-- start of Given entries --

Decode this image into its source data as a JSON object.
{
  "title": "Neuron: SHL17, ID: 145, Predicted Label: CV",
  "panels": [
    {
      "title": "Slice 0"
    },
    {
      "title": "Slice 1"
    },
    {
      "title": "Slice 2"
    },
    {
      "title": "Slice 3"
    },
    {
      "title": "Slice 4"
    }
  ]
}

-- end of Given entries --

*Goal*:
Each record above should be restated word for word.

*Exercise result*:
Decode this image into its source data as a JSON object.
{
  "title": "Neuron: SHL17, ID: 145, Predicted Label: CV",
  "panels": [
    {
      "title": "Slice 0"
    },
    {
      "title": "Slice 1"
    },
    {
      "title": "Slice 2"
    },
    {
      "title": "Slice 3"
    },
    {
      "title": "Slice 4"
    }
  ]
}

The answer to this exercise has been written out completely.